**PROBLEM TO SOLVE:** Locate every line below that contains the word "BRANCO" and copy it.

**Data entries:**
========================
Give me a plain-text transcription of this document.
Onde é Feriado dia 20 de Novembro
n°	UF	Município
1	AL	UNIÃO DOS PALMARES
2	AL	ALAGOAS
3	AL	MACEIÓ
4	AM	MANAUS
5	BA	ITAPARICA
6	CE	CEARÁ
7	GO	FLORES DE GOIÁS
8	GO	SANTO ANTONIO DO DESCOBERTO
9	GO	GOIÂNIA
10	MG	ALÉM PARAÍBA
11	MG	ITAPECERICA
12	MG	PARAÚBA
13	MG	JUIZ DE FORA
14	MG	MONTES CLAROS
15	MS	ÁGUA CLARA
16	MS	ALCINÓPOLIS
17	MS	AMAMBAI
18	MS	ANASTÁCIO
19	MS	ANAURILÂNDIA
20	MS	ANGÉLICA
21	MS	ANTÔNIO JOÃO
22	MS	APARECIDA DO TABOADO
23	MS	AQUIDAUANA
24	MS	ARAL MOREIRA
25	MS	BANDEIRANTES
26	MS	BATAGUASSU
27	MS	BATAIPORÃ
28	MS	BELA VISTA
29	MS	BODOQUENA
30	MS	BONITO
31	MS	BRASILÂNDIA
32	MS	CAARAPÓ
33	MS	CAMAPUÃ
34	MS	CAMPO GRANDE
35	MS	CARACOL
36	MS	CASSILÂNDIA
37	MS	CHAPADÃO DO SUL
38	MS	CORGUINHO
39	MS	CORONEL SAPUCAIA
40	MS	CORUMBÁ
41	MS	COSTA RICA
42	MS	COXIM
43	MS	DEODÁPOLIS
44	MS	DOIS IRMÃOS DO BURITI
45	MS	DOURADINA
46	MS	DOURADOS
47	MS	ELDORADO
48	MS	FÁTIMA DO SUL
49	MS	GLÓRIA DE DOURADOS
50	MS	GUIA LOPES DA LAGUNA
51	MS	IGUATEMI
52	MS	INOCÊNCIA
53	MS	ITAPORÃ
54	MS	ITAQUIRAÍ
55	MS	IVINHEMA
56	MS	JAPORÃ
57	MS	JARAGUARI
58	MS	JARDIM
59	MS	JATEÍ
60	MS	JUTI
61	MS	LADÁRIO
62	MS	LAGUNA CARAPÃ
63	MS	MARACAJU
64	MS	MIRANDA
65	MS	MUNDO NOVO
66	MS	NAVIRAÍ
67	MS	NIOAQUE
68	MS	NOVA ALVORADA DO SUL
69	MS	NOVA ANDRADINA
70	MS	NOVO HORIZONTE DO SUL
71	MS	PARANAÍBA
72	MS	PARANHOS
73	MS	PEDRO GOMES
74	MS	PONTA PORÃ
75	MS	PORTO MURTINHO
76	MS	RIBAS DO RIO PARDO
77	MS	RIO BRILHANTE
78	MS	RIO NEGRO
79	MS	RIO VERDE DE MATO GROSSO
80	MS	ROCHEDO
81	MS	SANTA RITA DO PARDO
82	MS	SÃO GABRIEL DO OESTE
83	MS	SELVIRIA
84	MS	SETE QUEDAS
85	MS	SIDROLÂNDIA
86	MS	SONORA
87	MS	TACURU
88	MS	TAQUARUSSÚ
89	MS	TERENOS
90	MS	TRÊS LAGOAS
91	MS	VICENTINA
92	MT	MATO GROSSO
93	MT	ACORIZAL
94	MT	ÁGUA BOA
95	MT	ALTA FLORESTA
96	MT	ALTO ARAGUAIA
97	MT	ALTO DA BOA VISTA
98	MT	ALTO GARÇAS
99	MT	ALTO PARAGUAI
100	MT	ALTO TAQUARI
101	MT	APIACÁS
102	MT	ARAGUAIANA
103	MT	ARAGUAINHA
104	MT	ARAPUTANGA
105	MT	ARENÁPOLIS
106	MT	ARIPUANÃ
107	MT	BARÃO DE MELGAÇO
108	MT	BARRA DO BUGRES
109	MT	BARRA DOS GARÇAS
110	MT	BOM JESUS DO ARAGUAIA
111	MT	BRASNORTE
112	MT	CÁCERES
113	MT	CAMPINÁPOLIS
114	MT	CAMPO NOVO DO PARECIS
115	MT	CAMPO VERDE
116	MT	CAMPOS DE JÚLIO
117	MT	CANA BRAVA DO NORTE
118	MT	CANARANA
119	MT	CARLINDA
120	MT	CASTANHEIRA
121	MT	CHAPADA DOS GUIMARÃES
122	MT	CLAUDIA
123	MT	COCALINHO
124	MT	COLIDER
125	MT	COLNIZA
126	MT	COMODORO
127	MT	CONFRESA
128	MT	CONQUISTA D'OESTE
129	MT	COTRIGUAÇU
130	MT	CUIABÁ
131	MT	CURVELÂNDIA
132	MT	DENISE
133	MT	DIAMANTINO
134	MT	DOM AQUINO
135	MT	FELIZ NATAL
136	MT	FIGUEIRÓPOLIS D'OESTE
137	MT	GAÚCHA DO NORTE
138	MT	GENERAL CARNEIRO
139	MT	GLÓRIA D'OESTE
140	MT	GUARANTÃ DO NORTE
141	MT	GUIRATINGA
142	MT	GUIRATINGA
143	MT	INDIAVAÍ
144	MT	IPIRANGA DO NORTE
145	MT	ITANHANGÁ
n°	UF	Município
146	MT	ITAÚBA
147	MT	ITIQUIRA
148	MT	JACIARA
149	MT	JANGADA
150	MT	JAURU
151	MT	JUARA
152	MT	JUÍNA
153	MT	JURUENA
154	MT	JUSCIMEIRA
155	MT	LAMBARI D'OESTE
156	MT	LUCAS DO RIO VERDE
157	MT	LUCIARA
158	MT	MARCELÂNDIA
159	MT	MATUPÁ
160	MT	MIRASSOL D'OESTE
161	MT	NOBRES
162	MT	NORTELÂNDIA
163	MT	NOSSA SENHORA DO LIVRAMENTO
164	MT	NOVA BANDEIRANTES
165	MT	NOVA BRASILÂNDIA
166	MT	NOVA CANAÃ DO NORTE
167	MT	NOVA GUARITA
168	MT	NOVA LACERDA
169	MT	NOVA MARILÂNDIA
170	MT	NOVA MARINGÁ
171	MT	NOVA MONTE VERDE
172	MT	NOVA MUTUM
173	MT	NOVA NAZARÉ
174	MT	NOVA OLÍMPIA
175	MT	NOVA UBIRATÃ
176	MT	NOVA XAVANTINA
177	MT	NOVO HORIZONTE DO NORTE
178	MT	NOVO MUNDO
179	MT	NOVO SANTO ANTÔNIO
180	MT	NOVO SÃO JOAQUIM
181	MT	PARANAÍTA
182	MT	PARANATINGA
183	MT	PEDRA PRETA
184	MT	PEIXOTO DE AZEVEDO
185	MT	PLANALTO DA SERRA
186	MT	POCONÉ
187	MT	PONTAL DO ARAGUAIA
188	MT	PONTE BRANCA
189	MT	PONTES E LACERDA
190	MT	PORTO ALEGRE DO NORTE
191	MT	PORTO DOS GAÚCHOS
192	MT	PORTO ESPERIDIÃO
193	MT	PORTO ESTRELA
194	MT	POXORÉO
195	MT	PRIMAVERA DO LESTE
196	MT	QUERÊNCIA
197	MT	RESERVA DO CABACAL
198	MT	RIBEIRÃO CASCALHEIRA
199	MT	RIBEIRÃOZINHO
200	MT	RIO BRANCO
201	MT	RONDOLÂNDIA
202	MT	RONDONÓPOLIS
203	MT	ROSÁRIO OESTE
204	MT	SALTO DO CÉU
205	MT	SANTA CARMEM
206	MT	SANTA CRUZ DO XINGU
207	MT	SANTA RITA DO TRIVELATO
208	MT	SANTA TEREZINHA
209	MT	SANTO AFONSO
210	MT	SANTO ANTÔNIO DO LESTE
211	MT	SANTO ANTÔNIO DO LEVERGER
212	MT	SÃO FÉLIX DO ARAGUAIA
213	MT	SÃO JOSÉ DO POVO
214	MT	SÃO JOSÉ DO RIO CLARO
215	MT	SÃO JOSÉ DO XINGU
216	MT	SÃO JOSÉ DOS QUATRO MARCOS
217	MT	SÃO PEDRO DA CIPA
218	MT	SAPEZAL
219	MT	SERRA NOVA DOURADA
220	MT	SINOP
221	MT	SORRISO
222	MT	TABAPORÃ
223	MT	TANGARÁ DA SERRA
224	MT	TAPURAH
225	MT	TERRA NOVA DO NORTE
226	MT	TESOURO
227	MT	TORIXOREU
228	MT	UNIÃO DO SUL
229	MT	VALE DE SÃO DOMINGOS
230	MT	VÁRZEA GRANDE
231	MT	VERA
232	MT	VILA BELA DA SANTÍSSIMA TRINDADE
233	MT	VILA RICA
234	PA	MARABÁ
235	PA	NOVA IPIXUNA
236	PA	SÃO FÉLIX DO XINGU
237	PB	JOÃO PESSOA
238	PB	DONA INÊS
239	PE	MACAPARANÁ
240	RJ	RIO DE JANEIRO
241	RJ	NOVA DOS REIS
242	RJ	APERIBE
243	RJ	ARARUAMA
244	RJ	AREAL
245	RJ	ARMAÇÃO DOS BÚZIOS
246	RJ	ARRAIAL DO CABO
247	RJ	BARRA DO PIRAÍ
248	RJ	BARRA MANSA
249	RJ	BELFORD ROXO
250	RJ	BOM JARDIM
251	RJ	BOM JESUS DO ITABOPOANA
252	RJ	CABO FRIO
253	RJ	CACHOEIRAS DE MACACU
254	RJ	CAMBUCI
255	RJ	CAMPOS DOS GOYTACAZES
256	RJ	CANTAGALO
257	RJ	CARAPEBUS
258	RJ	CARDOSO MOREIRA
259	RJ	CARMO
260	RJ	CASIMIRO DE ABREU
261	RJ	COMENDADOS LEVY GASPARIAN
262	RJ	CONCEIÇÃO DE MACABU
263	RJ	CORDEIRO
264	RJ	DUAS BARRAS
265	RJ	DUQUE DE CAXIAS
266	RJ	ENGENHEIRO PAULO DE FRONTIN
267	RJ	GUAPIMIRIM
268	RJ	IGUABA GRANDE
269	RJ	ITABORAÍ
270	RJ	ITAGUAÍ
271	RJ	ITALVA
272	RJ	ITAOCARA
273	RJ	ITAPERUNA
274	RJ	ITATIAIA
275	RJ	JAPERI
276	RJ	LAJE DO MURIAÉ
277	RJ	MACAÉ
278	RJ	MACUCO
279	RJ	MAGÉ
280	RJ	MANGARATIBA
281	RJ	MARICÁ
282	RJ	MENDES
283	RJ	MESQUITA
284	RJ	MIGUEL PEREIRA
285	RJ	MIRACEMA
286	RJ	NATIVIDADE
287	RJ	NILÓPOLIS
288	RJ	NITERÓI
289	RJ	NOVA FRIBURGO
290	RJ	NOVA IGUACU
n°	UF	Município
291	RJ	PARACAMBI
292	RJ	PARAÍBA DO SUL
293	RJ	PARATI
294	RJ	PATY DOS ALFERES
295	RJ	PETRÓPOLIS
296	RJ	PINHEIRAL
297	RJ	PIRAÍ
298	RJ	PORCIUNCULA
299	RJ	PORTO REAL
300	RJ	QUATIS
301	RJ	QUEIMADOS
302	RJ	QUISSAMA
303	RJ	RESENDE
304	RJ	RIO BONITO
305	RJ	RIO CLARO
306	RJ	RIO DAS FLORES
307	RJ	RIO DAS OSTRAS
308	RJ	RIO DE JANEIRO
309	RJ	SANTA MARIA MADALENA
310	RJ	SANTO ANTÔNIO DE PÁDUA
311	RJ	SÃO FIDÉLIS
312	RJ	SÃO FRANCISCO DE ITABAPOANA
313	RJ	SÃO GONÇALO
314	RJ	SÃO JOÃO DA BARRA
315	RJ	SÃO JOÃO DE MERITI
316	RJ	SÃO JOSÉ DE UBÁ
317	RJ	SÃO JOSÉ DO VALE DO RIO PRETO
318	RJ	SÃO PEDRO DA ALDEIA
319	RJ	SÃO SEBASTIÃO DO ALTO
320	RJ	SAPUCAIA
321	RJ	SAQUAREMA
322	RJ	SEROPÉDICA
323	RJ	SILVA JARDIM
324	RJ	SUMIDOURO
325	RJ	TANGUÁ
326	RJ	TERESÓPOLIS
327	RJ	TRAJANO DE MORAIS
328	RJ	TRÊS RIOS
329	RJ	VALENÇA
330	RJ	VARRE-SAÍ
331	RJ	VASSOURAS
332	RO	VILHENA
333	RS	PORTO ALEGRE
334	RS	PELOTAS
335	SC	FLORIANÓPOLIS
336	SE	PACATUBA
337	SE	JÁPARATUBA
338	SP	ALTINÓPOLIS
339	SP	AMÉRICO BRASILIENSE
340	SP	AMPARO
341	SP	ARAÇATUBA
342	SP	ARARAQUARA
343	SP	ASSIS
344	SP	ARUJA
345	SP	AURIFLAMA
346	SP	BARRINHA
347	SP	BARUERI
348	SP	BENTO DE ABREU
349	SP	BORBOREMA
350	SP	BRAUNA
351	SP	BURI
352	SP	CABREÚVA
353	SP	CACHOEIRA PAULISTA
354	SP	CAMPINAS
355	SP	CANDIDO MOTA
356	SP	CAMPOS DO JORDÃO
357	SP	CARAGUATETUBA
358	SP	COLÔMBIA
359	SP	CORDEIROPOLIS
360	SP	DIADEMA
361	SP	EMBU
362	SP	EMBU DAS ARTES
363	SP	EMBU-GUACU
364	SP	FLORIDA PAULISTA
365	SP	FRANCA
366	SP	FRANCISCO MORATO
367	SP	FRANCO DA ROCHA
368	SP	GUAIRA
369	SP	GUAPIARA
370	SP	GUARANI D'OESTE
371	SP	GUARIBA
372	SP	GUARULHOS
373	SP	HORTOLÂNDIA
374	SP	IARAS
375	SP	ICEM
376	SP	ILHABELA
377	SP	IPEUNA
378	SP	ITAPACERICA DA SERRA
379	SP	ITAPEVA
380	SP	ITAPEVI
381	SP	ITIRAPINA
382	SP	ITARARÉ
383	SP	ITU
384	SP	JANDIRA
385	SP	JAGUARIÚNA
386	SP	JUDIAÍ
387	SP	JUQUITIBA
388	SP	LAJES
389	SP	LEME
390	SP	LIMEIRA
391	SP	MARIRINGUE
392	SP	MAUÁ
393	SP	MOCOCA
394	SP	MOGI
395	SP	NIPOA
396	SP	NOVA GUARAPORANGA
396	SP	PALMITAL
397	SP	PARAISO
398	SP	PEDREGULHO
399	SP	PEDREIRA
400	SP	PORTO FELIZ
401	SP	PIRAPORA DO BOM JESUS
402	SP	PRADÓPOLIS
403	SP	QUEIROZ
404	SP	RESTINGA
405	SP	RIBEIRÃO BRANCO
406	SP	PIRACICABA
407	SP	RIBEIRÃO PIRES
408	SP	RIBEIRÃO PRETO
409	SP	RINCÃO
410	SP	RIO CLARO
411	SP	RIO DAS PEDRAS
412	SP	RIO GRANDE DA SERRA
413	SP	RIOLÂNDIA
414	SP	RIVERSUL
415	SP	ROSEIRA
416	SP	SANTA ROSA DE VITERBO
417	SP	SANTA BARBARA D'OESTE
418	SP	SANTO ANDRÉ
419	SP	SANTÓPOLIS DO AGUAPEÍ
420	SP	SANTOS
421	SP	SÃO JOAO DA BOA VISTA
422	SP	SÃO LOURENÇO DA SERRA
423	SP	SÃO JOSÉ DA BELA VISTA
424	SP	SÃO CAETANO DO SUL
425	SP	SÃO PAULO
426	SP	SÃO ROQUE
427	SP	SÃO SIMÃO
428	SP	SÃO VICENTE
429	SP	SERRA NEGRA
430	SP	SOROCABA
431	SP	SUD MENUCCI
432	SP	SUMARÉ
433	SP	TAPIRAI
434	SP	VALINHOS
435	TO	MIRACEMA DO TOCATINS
========================
**SOLUTION:**
200	MT	RIO BRANCO
405	SP	RIBEIRÃO BRANCO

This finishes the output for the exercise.